** TO BE DONE **
Gather all lines in the records below that include the word "bosqich".

╭──

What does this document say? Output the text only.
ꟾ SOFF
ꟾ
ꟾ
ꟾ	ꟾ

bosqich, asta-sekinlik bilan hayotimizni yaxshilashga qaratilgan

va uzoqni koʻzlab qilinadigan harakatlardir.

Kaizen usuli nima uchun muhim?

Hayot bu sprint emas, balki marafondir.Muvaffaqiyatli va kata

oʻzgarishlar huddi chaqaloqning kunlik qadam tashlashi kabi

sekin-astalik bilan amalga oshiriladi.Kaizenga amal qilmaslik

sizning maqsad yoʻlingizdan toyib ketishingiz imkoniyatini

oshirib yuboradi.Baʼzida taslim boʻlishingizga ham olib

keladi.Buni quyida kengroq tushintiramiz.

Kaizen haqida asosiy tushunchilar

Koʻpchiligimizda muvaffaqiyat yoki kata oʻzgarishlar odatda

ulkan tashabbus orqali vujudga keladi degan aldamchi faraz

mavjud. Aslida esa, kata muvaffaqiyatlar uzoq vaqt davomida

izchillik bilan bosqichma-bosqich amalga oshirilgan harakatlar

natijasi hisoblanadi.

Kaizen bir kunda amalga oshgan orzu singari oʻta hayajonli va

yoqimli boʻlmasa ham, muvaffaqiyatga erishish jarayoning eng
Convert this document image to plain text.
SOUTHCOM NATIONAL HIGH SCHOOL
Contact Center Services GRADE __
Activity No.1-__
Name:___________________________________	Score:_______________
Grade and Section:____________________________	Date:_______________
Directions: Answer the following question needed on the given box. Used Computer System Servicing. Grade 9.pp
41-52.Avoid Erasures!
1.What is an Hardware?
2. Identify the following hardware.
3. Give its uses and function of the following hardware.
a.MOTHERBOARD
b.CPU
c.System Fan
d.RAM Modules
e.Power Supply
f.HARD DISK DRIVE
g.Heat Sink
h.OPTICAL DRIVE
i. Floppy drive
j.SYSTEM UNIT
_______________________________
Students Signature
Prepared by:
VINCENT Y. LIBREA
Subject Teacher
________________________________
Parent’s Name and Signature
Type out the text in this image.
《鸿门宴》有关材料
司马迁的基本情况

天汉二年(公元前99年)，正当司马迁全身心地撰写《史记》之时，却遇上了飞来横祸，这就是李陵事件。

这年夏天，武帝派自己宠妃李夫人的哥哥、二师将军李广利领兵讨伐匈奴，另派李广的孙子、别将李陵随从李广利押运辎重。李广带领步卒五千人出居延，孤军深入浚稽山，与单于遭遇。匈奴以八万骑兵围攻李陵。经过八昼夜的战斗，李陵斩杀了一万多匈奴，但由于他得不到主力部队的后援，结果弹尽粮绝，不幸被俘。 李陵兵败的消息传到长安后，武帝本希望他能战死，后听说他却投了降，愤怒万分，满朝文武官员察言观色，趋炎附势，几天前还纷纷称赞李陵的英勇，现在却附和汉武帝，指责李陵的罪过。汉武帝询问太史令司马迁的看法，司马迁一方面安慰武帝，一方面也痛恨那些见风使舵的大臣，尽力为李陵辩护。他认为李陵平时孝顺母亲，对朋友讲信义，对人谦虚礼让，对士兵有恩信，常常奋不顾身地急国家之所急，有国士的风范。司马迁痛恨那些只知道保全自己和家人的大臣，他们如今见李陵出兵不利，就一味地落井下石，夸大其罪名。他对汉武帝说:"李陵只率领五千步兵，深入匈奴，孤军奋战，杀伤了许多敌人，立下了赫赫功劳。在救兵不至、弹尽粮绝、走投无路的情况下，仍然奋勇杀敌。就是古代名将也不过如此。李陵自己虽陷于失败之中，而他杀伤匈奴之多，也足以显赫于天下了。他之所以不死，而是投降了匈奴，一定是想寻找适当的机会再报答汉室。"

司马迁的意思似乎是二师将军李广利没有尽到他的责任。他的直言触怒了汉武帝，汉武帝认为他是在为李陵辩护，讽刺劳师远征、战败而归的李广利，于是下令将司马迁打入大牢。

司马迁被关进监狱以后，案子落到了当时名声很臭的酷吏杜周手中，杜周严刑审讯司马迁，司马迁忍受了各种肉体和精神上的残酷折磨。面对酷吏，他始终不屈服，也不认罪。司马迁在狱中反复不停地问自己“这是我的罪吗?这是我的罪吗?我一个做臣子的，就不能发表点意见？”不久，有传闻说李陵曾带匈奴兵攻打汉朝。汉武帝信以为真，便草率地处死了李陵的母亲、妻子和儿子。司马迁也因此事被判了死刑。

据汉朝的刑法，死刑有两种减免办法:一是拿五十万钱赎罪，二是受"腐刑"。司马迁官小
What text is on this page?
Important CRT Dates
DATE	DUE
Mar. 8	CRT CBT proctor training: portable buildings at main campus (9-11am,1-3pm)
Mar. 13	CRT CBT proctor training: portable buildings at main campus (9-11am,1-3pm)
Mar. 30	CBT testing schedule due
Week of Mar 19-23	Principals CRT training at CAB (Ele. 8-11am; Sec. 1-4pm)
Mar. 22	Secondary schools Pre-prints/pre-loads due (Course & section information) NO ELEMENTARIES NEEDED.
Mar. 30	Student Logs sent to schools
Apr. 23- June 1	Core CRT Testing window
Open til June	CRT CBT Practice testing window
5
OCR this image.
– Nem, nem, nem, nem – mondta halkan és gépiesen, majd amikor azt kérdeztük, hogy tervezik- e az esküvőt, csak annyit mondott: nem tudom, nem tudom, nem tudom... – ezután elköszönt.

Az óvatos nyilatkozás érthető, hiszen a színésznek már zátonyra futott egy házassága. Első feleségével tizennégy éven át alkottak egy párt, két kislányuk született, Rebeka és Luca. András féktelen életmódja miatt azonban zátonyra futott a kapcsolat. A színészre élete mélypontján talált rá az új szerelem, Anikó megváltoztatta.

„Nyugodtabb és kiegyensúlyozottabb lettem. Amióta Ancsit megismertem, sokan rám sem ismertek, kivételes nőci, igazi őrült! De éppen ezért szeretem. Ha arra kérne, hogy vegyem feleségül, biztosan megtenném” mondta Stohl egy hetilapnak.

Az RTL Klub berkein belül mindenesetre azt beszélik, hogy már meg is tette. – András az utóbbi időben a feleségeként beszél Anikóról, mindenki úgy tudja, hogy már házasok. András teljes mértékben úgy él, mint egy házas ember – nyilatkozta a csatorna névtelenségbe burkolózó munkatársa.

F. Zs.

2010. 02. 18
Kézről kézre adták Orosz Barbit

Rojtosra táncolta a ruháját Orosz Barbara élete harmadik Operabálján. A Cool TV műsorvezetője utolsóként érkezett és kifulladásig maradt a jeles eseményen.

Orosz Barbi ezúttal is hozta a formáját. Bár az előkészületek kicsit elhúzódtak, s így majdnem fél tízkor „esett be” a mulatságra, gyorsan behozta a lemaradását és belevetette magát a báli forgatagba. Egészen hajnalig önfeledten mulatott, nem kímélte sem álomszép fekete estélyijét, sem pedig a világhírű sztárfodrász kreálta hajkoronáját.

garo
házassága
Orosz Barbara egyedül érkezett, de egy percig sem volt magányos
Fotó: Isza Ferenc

╰──

** FINAL RESULT **
bosqich, asta-sekinlik bilan hayotimizni yaxshilashga qaratilgan
izchillik bilan bosqichma-bosqich amalga oshirilgan harakatlar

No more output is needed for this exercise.